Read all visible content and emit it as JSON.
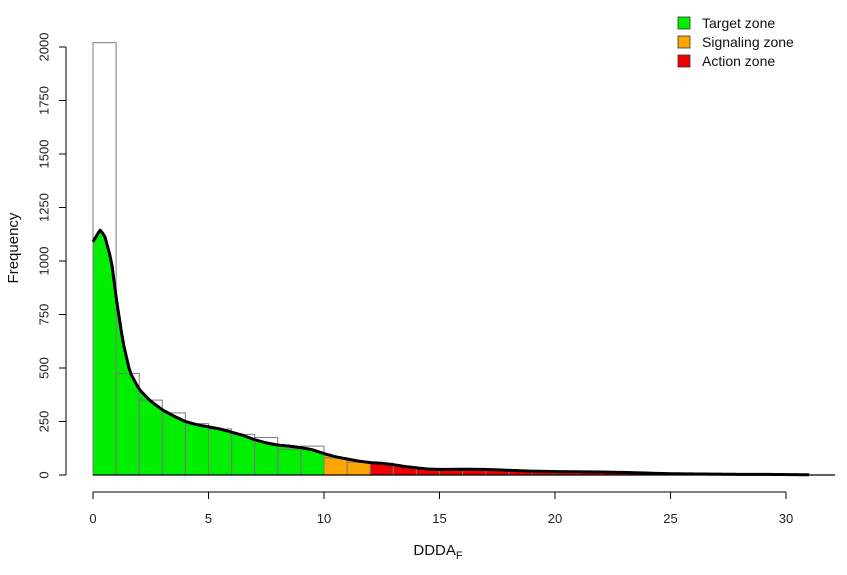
{
  "chart_data": {
    "type": "bar",
    "xlabel": "DDDA",
    "xlabel_sub": "F",
    "ylabel": "Frequency",
    "xlim": [
      0,
      31
    ],
    "ylim": [
      0,
      2000
    ],
    "x_ticks": [
      0,
      5,
      10,
      15,
      20,
      25,
      30
    ],
    "y_ticks": [
      0,
      250,
      500,
      750,
      1000,
      1250,
      1500,
      1750,
      2000
    ],
    "histogram": {
      "bin_width": 1,
      "bins": [
        {
          "x0": 0,
          "x1": 1,
          "count": 2020
        },
        {
          "x0": 1,
          "x1": 2,
          "count": 475
        },
        {
          "x0": 2,
          "x1": 3,
          "count": 350
        },
        {
          "x0": 3,
          "x1": 4,
          "count": 290
        },
        {
          "x0": 4,
          "x1": 5,
          "count": 240
        },
        {
          "x0": 5,
          "x1": 6,
          "count": 215
        },
        {
          "x0": 6,
          "x1": 7,
          "count": 190
        },
        {
          "x0": 7,
          "x1": 8,
          "count": 175
        },
        {
          "x0": 8,
          "x1": 9,
          "count": 120
        },
        {
          "x0": 9,
          "x1": 10,
          "count": 135
        },
        {
          "x0": 10,
          "x1": 11,
          "count": 80
        },
        {
          "x0": 11,
          "x1": 12,
          "count": 60
        },
        {
          "x0": 12,
          "x1": 13,
          "count": 55
        },
        {
          "x0": 13,
          "x1": 14,
          "count": 40
        },
        {
          "x0": 14,
          "x1": 15,
          "count": 30
        },
        {
          "x0": 15,
          "x1": 16,
          "count": 25
        },
        {
          "x0": 16,
          "x1": 17,
          "count": 30
        },
        {
          "x0": 17,
          "x1": 18,
          "count": 25
        },
        {
          "x0": 18,
          "x1": 19,
          "count": 20
        },
        {
          "x0": 19,
          "x1": 20,
          "count": 15
        },
        {
          "x0": 20,
          "x1": 21,
          "count": 15
        },
        {
          "x0": 21,
          "x1": 22,
          "count": 15
        },
        {
          "x0": 22,
          "x1": 23,
          "count": 10
        },
        {
          "x0": 23,
          "x1": 24,
          "count": 8
        },
        {
          "x0": 24,
          "x1": 25,
          "count": 6
        },
        {
          "x0": 25,
          "x1": 26,
          "count": 4
        },
        {
          "x0": 26,
          "x1": 27,
          "count": 3
        },
        {
          "x0": 27,
          "x1": 28,
          "count": 2
        },
        {
          "x0": 28,
          "x1": 29,
          "count": 3
        },
        {
          "x0": 29,
          "x1": 30,
          "count": 2
        }
      ]
    },
    "density_curve": {
      "x": [
        0,
        0.3,
        0.5,
        0.8,
        1.0,
        1.3,
        1.6,
        2.0,
        2.5,
        3.0,
        3.5,
        4.0,
        4.5,
        5.0,
        5.5,
        6.0,
        6.5,
        7.0,
        7.5,
        8.0,
        8.5,
        9.0,
        9.5,
        10.0,
        10.5,
        11.0,
        11.5,
        12.0,
        12.5,
        13.0,
        13.5,
        14.0,
        14.5,
        15.0,
        16.0,
        17.0,
        18.0,
        19.0,
        20.0,
        21.0,
        22.0,
        23.0,
        24.0,
        25.0,
        26.0,
        27.0,
        28.0,
        29.0,
        30.0,
        31.0
      ],
      "y": [
        1090,
        1145,
        1120,
        1000,
        830,
        620,
        480,
        400,
        345,
        305,
        275,
        250,
        235,
        225,
        215,
        200,
        185,
        165,
        150,
        140,
        135,
        128,
        118,
        100,
        85,
        75,
        65,
        58,
        55,
        48,
        40,
        33,
        28,
        26,
        27,
        26,
        22,
        18,
        16,
        15,
        14,
        12,
        9,
        6,
        5,
        4,
        3,
        3,
        2,
        1
      ]
    },
    "zones": [
      {
        "name": "Target zone",
        "from": 0,
        "to": 10,
        "color": "#00ee00"
      },
      {
        "name": "Signaling zone",
        "from": 10,
        "to": 12,
        "color": "#ffa500"
      },
      {
        "name": "Action zone",
        "from": 12,
        "to": 30,
        "color": "#ee0000"
      }
    ],
    "legend": {
      "position": "top-right",
      "entries": [
        "Target zone",
        "Signaling zone",
        "Action zone"
      ]
    },
    "grid": false
  }
}
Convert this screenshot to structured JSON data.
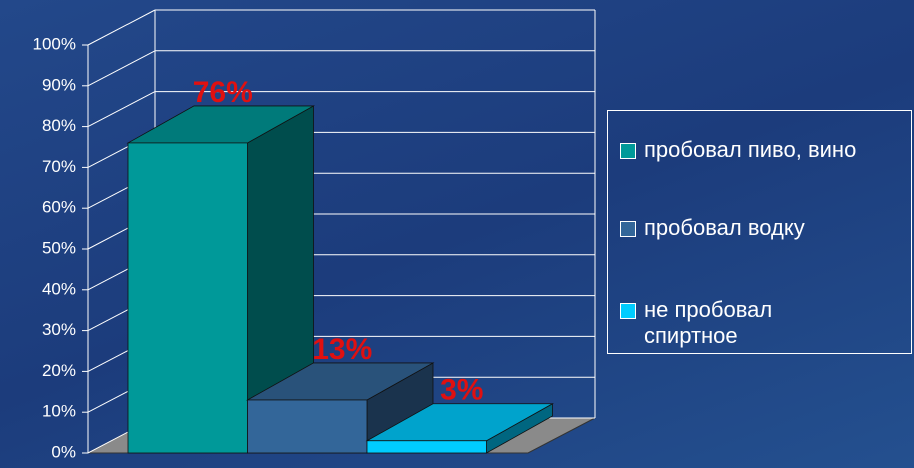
{
  "chart_data": {
    "type": "bar",
    "series": [
      {
        "name": "пробовал пиво, вино",
        "color": "#009999",
        "values": [
          76
        ],
        "value_labels": [
          "76%"
        ]
      },
      {
        "name": "пробовал водку",
        "color": "#336699",
        "values": [
          13
        ],
        "value_labels": [
          "13%"
        ]
      },
      {
        "name": "не пробовал спиртное",
        "color": "#00ccff",
        "values": [
          3
        ],
        "value_labels": [
          "3%"
        ]
      }
    ],
    "ylim": [
      0,
      100
    ],
    "yticks": [
      {
        "value": 0,
        "label": "0%"
      },
      {
        "value": 10,
        "label": "10%"
      },
      {
        "value": 20,
        "label": "20%"
      },
      {
        "value": 30,
        "label": "30%"
      },
      {
        "value": 40,
        "label": "40%"
      },
      {
        "value": 50,
        "label": "50%"
      },
      {
        "value": 60,
        "label": "60%"
      },
      {
        "value": 70,
        "label": "70%"
      },
      {
        "value": 80,
        "label": "80%"
      },
      {
        "value": 90,
        "label": "90%"
      },
      {
        "value": 100,
        "label": "100%"
      }
    ],
    "grid": true,
    "legend": "right"
  }
}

───

_Exercise description_:
The data above should be repeated exactly, minus any pictures.

_Solved exercise_:
Read all visible content and emit it as JSON.
{
  "chart_data": {
    "type": "bar",
    "xlabel": "DDDA",
    "xlabel_sub": "F",
    "ylabel": "Frequency",
    "xlim": [
      0,
      31
    ],
    "ylim": [
      0,
      2000
    ],
    "x_ticks": [
      0,
      5,
      10,
      15,
      20,
      25,
      30
    ],
    "y_ticks": [
      0,
      250,
      500,
      750,
      1000,
      1250,
      1500,
      1750,
      2000
    ],
    "histogram": {
      "bin_width": 1,
      "bins": [
        {
          "x0": 0,
          "x1": 1,
          "count": 2020
        },
        {
          "x0": 1,
          "x1": 2,
          "count": 475
        },
        {
          "x0": 2,
          "x1": 3,
          "count": 350
        },
        {
          "x0": 3,
          "x1": 4,
          "count": 290
        },
        {
          "x0": 4,
          "x1": 5,
          "count": 240
        },
        {
          "x0": 5,
          "x1": 6,
          "count": 215
        },
        {
          "x0": 6,
          "x1": 7,
          "count": 190
        },
        {
          "x0": 7,
          "x1": 8,
          "count": 175
        },
        {
          "x0": 8,
          "x1": 9,
          "count": 120
        },
        {
          "x0": 9,
          "x1": 10,
          "count": 135
        },
        {
          "x0": 10,
          "x1": 11,
          "count": 80
        },
        {
          "x0": 11,
          "x1": 12,
          "count": 60
        },
        {
          "x0": 12,
          "x1": 13,
          "count": 55
        },
        {
          "x0": 13,
          "x1": 14,
          "count": 40
        },
        {
          "x0": 14,
          "x1": 15,
          "count": 30
        },
        {
          "x0": 15,
          "x1": 16,
          "count": 25
        },
        {
          "x0": 16,
          "x1": 17,
          "count": 30
        },
        {
          "x0": 17,
          "x1": 18,
          "count": 25
        },
        {
          "x0": 18,
          "x1": 19,
          "count": 20
        },
        {
          "x0": 19,
          "x1": 20,
          "count": 15
        },
        {
          "x0": 20,
          "x1": 21,
          "count": 15
        },
        {
          "x0": 21,
          "x1": 22,
          "count": 15
        },
        {
          "x0": 22,
          "x1": 23,
          "count": 10
        },
        {
          "x0": 23,
          "x1": 24,
          "count": 8
        },
        {
          "x0": 24,
          "x1": 25,
          "count": 6
        },
        {
          "x0": 25,
          "x1": 26,
          "count": 4
        },
        {
          "x0": 26,
          "x1": 27,
          "count": 3
        },
        {
          "x0": 27,
          "x1": 28,
          "count": 2
        },
        {
          "x0": 28,
          "x1": 29,
          "count": 3
        },
        {
          "x0": 29,
          "x1": 30,
          "count": 2
        }
      ]
    },
    "density_curve": {
      "x": [
        0,
        0.3,
        0.5,
        0.8,
        1.0,
        1.3,
        1.6,
        2.0,
        2.5,
        3.0,
        3.5,
        4.0,
        4.5,
        5.0,
        5.5,
        6.0,
        6.5,
        7.0,
        7.5,
        8.0,
        8.5,
        9.0,
        9.5,
        10.0,
        10.5,
        11.0,
        11.5,
        12.0,
        12.5,
        13.0,
        13.5,
        14.0,
        14.5,
        15.0,
        16.0,
        17.0,
        18.0,
        19.0,
        20.0,
        21.0,
        22.0,
        23.0,
        24.0,
        25.0,
        26.0,
        27.0,
        28.0,
        29.0,
        30.0,
        31.0
      ],
      "y": [
        1090,
        1145,
        1120,
        1000,
        830,
        620,
        480,
        400,
        345,
        305,
        275,
        250,
        235,
        225,
        215,
        200,
        185,
        165,
        150,
        140,
        135,
        128,
        118,
        100,
        85,
        75,
        65,
        58,
        55,
        48,
        40,
        33,
        28,
        26,
        27,
        26,
        22,
        18,
        16,
        15,
        14,
        12,
        9,
        6,
        5,
        4,
        3,
        3,
        2,
        1
      ]
    },
    "zones": [
      {
        "name": "Target zone",
        "from": 0,
        "to": 10,
        "color": "#00ee00"
      },
      {
        "name": "Signaling zone",
        "from": 10,
        "to": 12,
        "color": "#ffa500"
      },
      {
        "name": "Action zone",
        "from": 12,
        "to": 30,
        "color": "#ee0000"
      }
    ],
    "legend": {
      "position": "top-right",
      "entries": [
        "Target zone",
        "Signaling zone",
        "Action zone"
      ]
    },
    "grid": false
  }
}
Convert this screenshot to structured JSON data.
{
  "chart_data": {
    "type": "bar",
    "series": [
      {
        "name": "пробовал пиво, вино",
        "color": "#009999",
        "values": [
          76
        ],
        "value_labels": [
          "76%"
        ]
      },
      {
        "name": "пробовал водку",
        "color": "#336699",
        "values": [
          13
        ],
        "value_labels": [
          "13%"
        ]
      },
      {
        "name": "не пробовал спиртное",
        "color": "#00ccff",
        "values": [
          3
        ],
        "value_labels": [
          "3%"
        ]
      }
    ],
    "ylim": [
      0,
      100
    ],
    "yticks": [
      {
        "value": 0,
        "label": "0%"
      },
      {
        "value": 10,
        "label": "10%"
      },
      {
        "value": 20,
        "label": "20%"
      },
      {
        "value": 30,
        "label": "30%"
      },
      {
        "value": 40,
        "label": "40%"
      },
      {
        "value": 50,
        "label": "50%"
      },
      {
        "value": 60,
        "label": "60%"
      },
      {
        "value": 70,
        "label": "70%"
      },
      {
        "value": 80,
        "label": "80%"
      },
      {
        "value": 90,
        "label": "90%"
      },
      {
        "value": 100,
        "label": "100%"
      }
    ],
    "grid": true,
    "legend": "right"
  }
}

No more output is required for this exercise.